Using the listing beneath this task, count the lines with the word "subtitle" and write only the result.

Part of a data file
(begin)
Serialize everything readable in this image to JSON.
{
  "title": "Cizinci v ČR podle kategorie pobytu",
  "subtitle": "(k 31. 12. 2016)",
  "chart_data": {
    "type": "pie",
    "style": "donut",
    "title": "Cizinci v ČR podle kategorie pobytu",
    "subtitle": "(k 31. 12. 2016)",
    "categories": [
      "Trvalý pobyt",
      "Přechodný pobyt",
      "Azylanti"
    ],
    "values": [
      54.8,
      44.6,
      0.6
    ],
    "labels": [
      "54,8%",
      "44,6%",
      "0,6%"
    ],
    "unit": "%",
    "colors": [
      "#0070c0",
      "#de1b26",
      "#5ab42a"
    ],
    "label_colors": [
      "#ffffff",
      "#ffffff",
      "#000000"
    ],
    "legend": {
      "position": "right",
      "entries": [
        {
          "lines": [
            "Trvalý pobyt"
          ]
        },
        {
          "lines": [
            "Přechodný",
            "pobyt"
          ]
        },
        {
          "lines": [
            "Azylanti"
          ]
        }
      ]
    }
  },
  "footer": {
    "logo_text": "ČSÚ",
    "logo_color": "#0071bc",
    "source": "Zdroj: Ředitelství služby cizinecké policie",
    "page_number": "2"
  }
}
(end)
Task solution: 2